>> Begin LISTING

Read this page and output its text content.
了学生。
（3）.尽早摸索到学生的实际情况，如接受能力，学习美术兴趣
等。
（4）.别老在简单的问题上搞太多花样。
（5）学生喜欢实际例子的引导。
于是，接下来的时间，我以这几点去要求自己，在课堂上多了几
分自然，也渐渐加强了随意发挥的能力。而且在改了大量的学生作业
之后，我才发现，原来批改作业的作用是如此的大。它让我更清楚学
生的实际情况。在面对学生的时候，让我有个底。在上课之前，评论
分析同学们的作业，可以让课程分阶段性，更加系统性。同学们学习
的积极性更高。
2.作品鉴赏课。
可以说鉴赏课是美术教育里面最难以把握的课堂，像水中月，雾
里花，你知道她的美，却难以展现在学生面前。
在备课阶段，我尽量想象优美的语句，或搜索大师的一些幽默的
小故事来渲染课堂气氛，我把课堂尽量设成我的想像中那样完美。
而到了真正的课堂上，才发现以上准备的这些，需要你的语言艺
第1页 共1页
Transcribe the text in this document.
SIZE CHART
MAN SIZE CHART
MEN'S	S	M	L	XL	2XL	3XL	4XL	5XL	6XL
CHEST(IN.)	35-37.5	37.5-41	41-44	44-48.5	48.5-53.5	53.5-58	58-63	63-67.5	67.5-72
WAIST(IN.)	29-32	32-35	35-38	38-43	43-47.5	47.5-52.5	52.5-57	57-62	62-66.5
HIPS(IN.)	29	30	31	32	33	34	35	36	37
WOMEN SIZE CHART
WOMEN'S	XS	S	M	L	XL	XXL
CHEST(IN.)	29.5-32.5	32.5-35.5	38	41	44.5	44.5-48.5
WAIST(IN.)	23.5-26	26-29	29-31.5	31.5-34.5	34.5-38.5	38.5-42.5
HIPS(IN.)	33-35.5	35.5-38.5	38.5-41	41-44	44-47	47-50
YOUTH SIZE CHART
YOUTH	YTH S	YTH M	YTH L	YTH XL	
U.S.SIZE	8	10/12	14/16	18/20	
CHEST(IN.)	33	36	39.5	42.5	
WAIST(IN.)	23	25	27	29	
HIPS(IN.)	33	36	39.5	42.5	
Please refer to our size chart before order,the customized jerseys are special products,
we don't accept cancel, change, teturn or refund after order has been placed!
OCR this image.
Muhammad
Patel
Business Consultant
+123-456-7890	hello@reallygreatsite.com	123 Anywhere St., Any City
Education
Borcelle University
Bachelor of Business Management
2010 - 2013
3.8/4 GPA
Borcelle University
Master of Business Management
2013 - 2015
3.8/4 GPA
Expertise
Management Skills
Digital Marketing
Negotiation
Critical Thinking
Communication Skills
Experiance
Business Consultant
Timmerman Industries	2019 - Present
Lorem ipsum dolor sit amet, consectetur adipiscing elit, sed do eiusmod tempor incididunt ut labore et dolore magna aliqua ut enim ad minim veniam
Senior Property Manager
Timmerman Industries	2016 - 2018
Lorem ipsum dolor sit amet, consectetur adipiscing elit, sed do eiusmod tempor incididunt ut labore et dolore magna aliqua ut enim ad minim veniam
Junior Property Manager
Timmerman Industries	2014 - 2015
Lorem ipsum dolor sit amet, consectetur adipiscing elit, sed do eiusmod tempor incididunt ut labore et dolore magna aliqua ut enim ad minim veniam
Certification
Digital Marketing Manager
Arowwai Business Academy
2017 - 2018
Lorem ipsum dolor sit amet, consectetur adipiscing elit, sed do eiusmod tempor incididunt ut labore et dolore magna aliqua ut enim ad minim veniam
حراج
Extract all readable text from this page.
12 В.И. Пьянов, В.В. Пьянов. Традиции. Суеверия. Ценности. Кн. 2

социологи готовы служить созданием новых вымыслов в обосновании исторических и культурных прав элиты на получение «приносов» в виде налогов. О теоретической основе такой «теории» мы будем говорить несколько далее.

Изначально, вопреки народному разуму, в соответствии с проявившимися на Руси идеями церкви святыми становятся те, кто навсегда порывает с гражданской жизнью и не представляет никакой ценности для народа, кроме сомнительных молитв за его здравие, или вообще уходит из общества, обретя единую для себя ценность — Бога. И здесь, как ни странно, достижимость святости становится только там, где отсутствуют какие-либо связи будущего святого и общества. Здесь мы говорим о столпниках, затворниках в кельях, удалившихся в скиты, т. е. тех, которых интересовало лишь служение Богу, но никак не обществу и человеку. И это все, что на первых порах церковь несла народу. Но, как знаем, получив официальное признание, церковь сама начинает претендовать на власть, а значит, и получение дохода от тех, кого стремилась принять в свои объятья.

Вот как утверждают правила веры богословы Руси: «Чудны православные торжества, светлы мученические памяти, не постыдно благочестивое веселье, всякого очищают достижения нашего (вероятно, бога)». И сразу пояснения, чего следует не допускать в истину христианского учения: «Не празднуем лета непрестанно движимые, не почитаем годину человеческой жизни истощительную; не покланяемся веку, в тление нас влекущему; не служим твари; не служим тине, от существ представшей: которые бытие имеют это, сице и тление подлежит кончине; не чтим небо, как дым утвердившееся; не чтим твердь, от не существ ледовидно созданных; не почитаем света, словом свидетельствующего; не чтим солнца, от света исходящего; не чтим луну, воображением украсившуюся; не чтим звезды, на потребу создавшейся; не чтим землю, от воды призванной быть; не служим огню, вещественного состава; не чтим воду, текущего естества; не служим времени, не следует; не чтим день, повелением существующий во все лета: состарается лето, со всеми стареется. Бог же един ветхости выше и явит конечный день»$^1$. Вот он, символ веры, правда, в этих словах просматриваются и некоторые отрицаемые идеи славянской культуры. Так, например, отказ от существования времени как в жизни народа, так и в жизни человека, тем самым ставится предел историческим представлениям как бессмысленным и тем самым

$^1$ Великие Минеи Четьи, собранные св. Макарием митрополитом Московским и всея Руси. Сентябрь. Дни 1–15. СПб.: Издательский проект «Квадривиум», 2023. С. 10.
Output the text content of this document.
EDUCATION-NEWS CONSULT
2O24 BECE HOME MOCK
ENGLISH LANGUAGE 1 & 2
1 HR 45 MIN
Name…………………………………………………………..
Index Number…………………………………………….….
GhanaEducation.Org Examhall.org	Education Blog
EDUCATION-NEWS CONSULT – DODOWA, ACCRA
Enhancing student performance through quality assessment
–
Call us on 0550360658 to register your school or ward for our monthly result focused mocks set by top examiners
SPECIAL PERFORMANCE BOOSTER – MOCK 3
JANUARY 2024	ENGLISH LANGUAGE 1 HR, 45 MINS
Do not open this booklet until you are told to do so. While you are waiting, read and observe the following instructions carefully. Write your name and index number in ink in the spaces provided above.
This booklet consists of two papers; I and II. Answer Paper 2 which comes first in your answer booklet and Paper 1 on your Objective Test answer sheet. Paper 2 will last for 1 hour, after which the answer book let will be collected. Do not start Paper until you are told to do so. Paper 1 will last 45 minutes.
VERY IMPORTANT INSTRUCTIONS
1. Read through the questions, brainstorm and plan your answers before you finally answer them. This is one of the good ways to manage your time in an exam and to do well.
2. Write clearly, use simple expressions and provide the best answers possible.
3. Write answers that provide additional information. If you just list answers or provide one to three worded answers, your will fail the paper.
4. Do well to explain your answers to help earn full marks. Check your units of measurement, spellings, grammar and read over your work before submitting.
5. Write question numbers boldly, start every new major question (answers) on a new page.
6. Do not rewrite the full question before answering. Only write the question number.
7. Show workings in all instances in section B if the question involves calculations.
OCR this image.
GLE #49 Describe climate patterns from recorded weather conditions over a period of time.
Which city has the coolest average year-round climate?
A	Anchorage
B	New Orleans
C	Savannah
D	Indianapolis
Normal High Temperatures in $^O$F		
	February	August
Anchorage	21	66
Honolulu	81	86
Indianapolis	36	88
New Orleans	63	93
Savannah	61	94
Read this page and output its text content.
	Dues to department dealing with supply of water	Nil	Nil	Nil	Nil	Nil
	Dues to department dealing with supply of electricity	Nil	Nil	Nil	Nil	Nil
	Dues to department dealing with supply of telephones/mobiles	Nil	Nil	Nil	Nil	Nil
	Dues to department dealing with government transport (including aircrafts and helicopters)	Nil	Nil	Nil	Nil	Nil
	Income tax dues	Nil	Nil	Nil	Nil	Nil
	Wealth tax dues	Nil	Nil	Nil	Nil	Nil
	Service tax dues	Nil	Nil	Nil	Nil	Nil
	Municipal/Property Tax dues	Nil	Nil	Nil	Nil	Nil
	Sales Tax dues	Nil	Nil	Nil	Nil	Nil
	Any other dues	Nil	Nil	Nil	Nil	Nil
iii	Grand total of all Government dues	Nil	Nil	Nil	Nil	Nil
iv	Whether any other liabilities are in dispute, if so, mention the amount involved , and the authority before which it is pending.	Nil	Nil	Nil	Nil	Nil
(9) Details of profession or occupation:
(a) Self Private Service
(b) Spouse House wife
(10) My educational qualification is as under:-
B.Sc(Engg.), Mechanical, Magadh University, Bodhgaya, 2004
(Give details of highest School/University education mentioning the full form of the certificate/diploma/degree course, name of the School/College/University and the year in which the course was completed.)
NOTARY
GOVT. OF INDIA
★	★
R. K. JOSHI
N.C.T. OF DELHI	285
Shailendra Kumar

>> End LISTING

YOUR OBJECTIVE:
Pick out all lines containing the string "YOUTH".

ANSWER TO THE EXERCISE:
YOUTH SIZE CHART
YOUTH	YTH S	YTH M	YTH L	YTH XL	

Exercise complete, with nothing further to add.